(YOUR OBJECTIVE)
Your task is to copy the material exactly.

(Stored data)
########################################
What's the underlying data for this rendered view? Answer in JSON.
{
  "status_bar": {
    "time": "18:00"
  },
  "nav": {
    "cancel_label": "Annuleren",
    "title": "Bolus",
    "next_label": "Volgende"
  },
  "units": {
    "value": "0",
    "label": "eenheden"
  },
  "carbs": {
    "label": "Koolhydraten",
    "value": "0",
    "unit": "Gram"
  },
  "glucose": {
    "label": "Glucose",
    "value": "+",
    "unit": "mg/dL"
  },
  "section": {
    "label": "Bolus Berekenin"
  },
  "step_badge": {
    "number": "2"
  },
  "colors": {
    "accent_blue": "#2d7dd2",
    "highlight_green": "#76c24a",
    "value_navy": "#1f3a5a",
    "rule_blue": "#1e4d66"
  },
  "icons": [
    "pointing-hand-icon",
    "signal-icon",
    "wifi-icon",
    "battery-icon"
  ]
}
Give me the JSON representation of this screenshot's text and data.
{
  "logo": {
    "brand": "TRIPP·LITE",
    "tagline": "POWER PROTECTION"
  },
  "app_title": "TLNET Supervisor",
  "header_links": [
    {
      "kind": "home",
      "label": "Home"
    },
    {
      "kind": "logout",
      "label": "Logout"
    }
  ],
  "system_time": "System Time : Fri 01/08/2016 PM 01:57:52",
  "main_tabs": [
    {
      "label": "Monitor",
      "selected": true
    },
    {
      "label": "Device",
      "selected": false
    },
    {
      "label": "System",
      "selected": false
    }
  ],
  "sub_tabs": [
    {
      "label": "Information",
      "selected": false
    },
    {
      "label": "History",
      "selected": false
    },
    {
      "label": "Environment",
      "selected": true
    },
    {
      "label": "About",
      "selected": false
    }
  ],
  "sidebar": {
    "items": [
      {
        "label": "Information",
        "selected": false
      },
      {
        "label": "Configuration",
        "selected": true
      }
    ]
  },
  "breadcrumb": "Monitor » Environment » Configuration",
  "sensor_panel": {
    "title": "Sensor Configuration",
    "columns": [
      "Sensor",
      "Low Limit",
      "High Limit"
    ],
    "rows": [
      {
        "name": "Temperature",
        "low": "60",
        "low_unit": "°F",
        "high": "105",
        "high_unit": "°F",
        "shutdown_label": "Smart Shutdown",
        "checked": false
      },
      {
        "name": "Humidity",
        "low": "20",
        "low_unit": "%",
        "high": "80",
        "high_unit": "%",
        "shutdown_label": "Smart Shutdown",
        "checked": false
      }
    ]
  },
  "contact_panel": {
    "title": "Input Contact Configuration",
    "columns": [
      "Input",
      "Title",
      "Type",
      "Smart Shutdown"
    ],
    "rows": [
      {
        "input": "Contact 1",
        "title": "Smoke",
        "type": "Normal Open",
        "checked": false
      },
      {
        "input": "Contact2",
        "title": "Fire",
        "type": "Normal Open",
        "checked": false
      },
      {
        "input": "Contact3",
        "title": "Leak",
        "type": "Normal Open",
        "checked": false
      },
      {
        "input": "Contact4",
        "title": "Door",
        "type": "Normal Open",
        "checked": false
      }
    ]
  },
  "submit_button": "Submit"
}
########################################
(ANSWER IN FULL)
What's the underlying data for this rendered view? Answer in JSON.
{
  "status_bar": {
    "time": "18:00"
  },
  "nav": {
    "cancel_label": "Annuleren",
    "title": "Bolus",
    "next_label": "Volgende"
  },
  "units": {
    "value": "0",
    "label": "eenheden"
  },
  "carbs": {
    "label": "Koolhydraten",
    "value": "0",
    "unit": "Gram"
  },
  "glucose": {
    "label": "Glucose",
    "value": "+",
    "unit": "mg/dL"
  },
  "section": {
    "label": "Bolus Berekenin"
  },
  "step_badge": {
    "number": "2"
  },
  "colors": {
    "accent_blue": "#2d7dd2",
    "highlight_green": "#76c24a",
    "value_navy": "#1f3a5a",
    "rule_blue": "#1e4d66"
  },
  "icons": [
    "pointing-hand-icon",
    "signal-icon",
    "wifi-icon",
    "battery-icon"
  ]
}
Give me the JSON representation of this screenshot's text and data.
{
  "logo": {
    "brand": "TRIPP·LITE",
    "tagline": "POWER PROTECTION"
  },
  "app_title": "TLNET Supervisor",
  "header_links": [
    {
      "kind": "home",
      "label": "Home"
    },
    {
      "kind": "logout",
      "label": "Logout"
    }
  ],
  "system_time": "System Time : Fri 01/08/2016 PM 01:57:52",
  "main_tabs": [
    {
      "label": "Monitor",
      "selected": true
    },
    {
      "label": "Device",
      "selected": false
    },
    {
      "label": "System",
      "selected": false
    }
  ],
  "sub_tabs": [
    {
      "label": "Information",
      "selected": false
    },
    {
      "label": "History",
      "selected": false
    },
    {
      "label": "Environment",
      "selected": true
    },
    {
      "label": "About",
      "selected": false
    }
  ],
  "sidebar": {
    "items": [
      {
        "label": "Information",
        "selected": false
      },
      {
        "label": "Configuration",
        "selected": true
      }
    ]
  },
  "breadcrumb": "Monitor » Environment » Configuration",
  "sensor_panel": {
    "title": "Sensor Configuration",
    "columns": [
      "Sensor",
      "Low Limit",
      "High Limit"
    ],
    "rows": [
      {
        "name": "Temperature",
        "low": "60",
        "low_unit": "°F",
        "high": "105",
        "high_unit": "°F",
        "shutdown_label": "Smart Shutdown",
        "checked": false
      },
      {
        "name": "Humidity",
        "low": "20",
        "low_unit": "%",
        "high": "80",
        "high_unit": "%",
        "shutdown_label": "Smart Shutdown",
        "checked": false
      }
    ]
  },
  "contact_panel": {
    "title": "Input Contact Configuration",
    "columns": [
      "Input",
      "Title",
      "Type",
      "Smart Shutdown"
    ],
    "rows": [
      {
        "input": "Contact 1",
        "title": "Smoke",
        "type": "Normal Open",
        "checked": false
      },
      {
        "input": "Contact2",
        "title": "Fire",
        "type": "Normal Open",
        "checked": false
      },
      {
        "input": "Contact3",
        "title": "Leak",
        "type": "Normal Open",
        "checked": false
      },
      {
        "input": "Contact4",
        "title": "Door",
        "type": "Normal Open",
        "checked": false
      }
    ]
  },
  "submit_button": "Submit"
}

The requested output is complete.